* **What needs to be done**
Gather, from the listing beneath this task, every line holding the string "JSON".

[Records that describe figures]
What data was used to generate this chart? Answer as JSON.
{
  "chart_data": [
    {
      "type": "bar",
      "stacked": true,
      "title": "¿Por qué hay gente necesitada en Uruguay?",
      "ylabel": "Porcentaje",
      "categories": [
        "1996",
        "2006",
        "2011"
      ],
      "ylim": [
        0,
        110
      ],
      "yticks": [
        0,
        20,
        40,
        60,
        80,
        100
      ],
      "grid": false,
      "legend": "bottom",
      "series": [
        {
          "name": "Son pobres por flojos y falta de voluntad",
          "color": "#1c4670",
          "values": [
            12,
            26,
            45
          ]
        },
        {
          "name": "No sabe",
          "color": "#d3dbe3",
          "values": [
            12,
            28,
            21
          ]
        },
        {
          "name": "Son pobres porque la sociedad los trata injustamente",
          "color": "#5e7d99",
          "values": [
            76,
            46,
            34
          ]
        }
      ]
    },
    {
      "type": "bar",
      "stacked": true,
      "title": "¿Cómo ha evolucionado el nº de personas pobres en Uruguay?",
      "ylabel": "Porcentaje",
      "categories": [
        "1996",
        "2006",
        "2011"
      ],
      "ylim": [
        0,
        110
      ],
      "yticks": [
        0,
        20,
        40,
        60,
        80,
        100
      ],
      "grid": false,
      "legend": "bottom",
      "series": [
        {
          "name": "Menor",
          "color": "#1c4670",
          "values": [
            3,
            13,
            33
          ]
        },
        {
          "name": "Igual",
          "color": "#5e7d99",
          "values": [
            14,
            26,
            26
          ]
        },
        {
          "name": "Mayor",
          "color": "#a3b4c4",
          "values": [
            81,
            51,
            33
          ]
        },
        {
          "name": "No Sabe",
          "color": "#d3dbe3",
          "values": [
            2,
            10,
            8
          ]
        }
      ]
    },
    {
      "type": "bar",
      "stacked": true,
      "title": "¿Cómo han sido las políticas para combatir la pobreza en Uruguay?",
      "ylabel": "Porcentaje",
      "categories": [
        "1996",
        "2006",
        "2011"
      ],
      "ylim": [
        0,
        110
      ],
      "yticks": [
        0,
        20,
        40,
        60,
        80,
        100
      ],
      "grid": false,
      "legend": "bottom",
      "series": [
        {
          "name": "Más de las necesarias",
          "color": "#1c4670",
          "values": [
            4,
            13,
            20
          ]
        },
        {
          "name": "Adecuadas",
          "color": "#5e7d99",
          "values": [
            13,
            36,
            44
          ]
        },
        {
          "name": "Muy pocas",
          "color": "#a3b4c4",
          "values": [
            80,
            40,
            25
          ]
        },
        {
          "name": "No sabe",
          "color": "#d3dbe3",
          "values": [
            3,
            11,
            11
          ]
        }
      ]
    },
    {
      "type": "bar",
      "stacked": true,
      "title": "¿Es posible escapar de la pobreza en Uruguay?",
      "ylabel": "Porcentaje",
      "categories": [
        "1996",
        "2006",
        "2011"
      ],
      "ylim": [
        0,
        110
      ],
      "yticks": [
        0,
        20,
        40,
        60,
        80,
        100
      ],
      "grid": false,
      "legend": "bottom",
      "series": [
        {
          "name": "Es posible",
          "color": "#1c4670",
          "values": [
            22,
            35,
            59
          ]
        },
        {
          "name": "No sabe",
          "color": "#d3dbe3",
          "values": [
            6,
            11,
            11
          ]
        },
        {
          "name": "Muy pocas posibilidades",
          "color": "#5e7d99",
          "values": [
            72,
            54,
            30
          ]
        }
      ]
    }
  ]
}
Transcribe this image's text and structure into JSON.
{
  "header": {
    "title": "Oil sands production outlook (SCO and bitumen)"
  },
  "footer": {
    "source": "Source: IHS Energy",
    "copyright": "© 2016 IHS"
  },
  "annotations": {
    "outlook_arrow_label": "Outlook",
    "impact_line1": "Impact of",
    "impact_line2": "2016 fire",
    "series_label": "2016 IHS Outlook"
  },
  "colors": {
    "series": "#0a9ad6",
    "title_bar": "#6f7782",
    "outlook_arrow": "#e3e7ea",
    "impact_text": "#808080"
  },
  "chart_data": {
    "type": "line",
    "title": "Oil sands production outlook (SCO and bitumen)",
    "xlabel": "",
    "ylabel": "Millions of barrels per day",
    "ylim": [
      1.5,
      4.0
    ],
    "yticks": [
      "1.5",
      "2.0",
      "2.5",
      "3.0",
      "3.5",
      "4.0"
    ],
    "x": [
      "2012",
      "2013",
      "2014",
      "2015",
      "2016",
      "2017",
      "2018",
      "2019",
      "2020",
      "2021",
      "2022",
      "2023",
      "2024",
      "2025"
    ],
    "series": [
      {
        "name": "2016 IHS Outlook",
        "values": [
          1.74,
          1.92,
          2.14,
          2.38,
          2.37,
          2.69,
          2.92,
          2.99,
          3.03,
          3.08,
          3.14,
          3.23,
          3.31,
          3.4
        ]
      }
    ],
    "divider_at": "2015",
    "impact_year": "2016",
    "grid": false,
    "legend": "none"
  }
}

* **Answer to this exercise**
What data was used to generate this chart? Answer as JSON.
Transcribe this image's text and structure into JSON.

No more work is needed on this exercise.